WHAT THE TASK REQUIRES:
Copy the lines from the first one through the line that contains "bbox=[203, 248, 640, 288]", replacing "tree-sub-item" with "tree-child-item" and keeping everything else the same. Give only those lines.
— start of INPUT ROWS —
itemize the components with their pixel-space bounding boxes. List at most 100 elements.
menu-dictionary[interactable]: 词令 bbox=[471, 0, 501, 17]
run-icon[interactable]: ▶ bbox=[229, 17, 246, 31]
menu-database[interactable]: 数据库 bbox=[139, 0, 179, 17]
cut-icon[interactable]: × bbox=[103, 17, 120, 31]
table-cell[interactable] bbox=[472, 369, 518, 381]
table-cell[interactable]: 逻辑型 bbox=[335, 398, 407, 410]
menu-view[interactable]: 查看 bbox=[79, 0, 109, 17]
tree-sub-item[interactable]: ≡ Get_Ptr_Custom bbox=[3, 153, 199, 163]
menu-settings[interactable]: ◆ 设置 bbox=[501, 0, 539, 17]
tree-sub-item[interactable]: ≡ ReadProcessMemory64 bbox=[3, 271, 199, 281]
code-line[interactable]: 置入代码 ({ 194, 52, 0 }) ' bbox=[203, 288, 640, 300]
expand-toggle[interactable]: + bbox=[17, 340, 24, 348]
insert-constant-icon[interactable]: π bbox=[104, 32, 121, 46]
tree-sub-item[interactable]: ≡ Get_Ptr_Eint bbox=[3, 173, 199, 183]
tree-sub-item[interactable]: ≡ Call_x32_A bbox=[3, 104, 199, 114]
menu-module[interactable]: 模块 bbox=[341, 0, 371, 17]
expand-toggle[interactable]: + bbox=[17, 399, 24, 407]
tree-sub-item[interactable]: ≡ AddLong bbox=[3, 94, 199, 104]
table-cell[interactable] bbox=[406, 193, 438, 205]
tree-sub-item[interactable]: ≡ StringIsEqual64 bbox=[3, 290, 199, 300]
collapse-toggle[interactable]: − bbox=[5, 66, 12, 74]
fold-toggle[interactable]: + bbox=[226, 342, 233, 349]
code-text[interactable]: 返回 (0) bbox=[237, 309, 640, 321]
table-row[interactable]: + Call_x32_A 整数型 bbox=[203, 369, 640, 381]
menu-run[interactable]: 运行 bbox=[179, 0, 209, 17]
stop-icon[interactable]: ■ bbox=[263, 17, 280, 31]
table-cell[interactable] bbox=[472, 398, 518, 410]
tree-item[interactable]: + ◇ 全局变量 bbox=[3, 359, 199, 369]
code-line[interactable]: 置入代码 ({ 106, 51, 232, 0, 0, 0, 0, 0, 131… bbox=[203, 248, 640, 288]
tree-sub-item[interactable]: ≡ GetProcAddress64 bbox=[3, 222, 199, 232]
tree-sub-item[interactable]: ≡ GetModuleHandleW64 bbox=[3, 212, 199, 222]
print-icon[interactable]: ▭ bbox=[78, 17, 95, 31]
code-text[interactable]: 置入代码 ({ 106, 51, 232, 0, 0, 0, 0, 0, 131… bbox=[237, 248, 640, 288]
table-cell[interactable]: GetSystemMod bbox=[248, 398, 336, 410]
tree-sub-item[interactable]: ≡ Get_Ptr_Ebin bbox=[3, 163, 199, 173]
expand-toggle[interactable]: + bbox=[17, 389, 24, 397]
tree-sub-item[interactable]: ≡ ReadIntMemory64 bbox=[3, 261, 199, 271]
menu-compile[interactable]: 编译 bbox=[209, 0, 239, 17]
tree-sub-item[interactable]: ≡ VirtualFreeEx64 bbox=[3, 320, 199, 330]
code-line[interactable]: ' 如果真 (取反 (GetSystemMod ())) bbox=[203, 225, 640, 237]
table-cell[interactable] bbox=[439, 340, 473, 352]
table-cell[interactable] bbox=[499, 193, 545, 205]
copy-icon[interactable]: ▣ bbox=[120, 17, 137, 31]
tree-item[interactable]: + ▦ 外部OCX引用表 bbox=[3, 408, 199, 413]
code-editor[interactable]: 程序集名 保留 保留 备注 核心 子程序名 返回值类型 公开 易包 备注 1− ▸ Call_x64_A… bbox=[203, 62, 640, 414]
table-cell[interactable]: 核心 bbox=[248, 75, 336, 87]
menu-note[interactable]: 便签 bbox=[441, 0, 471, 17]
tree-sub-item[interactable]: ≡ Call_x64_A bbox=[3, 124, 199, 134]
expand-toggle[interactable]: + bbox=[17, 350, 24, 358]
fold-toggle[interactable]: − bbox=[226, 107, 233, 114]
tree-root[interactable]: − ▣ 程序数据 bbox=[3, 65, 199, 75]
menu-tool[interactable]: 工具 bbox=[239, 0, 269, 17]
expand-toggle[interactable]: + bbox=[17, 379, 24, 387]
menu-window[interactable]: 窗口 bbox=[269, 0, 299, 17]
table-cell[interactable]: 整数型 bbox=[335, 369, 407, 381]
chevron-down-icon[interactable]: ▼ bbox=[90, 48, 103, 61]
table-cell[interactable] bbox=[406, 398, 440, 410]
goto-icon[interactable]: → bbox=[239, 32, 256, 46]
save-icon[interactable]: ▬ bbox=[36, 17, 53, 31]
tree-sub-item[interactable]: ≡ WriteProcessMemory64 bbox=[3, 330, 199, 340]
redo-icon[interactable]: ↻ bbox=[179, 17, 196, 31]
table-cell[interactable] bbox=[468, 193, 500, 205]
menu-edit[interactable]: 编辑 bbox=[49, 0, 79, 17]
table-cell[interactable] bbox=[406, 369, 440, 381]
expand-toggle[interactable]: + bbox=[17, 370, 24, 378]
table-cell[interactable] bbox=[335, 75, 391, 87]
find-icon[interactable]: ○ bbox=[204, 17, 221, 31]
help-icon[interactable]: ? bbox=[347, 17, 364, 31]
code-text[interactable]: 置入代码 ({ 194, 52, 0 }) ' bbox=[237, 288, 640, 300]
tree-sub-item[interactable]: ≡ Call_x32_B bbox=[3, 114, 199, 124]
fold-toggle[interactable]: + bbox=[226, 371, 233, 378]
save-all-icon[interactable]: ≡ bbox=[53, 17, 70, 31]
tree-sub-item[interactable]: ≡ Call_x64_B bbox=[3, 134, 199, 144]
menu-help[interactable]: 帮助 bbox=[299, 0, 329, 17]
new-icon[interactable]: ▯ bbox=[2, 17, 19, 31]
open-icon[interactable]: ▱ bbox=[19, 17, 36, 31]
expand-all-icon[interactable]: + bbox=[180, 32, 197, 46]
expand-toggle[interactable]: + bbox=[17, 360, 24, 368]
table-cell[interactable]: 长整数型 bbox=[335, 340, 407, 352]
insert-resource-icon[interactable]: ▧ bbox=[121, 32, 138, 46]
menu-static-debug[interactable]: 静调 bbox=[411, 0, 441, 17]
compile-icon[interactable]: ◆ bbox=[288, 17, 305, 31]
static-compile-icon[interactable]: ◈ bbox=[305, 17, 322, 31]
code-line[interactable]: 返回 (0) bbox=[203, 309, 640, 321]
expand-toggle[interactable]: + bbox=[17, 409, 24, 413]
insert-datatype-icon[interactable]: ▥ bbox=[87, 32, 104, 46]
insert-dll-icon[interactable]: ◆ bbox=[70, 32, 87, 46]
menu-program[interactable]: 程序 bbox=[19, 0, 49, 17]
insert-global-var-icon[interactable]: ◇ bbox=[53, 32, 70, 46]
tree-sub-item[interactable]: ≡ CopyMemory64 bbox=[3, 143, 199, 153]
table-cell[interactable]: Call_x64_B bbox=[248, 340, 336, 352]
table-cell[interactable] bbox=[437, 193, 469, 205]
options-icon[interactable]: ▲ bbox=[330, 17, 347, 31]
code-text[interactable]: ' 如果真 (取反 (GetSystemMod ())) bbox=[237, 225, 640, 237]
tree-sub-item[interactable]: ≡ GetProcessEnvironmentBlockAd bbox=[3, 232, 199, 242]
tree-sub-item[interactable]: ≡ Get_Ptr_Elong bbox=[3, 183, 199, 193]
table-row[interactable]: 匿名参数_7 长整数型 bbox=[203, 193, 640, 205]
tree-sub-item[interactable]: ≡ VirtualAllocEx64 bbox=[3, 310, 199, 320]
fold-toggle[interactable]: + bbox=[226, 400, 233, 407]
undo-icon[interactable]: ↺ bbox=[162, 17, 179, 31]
— end of INPUT ROWS —
ANSWER FOR THIS EXERCISE:
itemize the components with their pixel-space bounding boxes. List at most 100 elements.
menu-dictionary[interactable]: 词令 bbox=[471, 0, 501, 17]
run-icon[interactable]: ▶ bbox=[229, 17, 246, 31]
menu-database[interactable]: 数据库 bbox=[139, 0, 179, 17]
cut-icon[interactable]: × bbox=[103, 17, 120, 31]
table-cell[interactable] bbox=[472, 369, 518, 381]
table-cell[interactable]: 逻辑型 bbox=[335, 398, 407, 410]
menu-view[interactable]: 查看 bbox=[79, 0, 109, 17]
tree-child-item[interactable]: ≡ Get_Ptr_Custom bbox=[3, 153, 199, 163]
menu-settings[interactable]: ◆ 设置 bbox=[501, 0, 539, 17]
tree-child-item[interactable]: ≡ ReadProcessMemory64 bbox=[3, 271, 199, 281]
code-line[interactable]: 置入代码 ({ 194, 52, 0 }) ' bbox=[203, 288, 640, 300]
expand-toggle[interactable]: + bbox=[17, 340, 24, 348]
insert-constant-icon[interactable]: π bbox=[104, 32, 121, 46]
tree-child-item[interactable]: ≡ Get_Ptr_Eint bbox=[3, 173, 199, 183]
tree-child-item[interactable]: ≡ Call_x32_A bbox=[3, 104, 199, 114]
menu-module[interactable]: 模块 bbox=[341, 0, 371, 17]
expand-toggle[interactable]: + bbox=[17, 399, 24, 407]
tree-child-item[interactable]: ≡ AddLong bbox=[3, 94, 199, 104]
table-cell[interactable] bbox=[406, 193, 438, 205]
tree-child-item[interactable]: ≡ StringIsEqual64 bbox=[3, 290, 199, 300]
collapse-toggle[interactable]: − bbox=[5, 66, 12, 74]
fold-toggle[interactable]: + bbox=[226, 342, 233, 349]
code-text[interactable]: 返回 (0) bbox=[237, 309, 640, 321]
table-row[interactable]: + Call_x32_A 整数型 bbox=[203, 369, 640, 381]
menu-run[interactable]: 运行 bbox=[179, 0, 209, 17]
stop-icon[interactable]: ■ bbox=[263, 17, 280, 31]
table-cell[interactable] bbox=[472, 398, 518, 410]
tree-item[interactable]: + ◇ 全局变量 bbox=[3, 359, 199, 369]
code-line[interactable]: 置入代码 ({ 106, 51, 232, 0, 0, 0, 0, 0, 131… bbox=[203, 248, 640, 288]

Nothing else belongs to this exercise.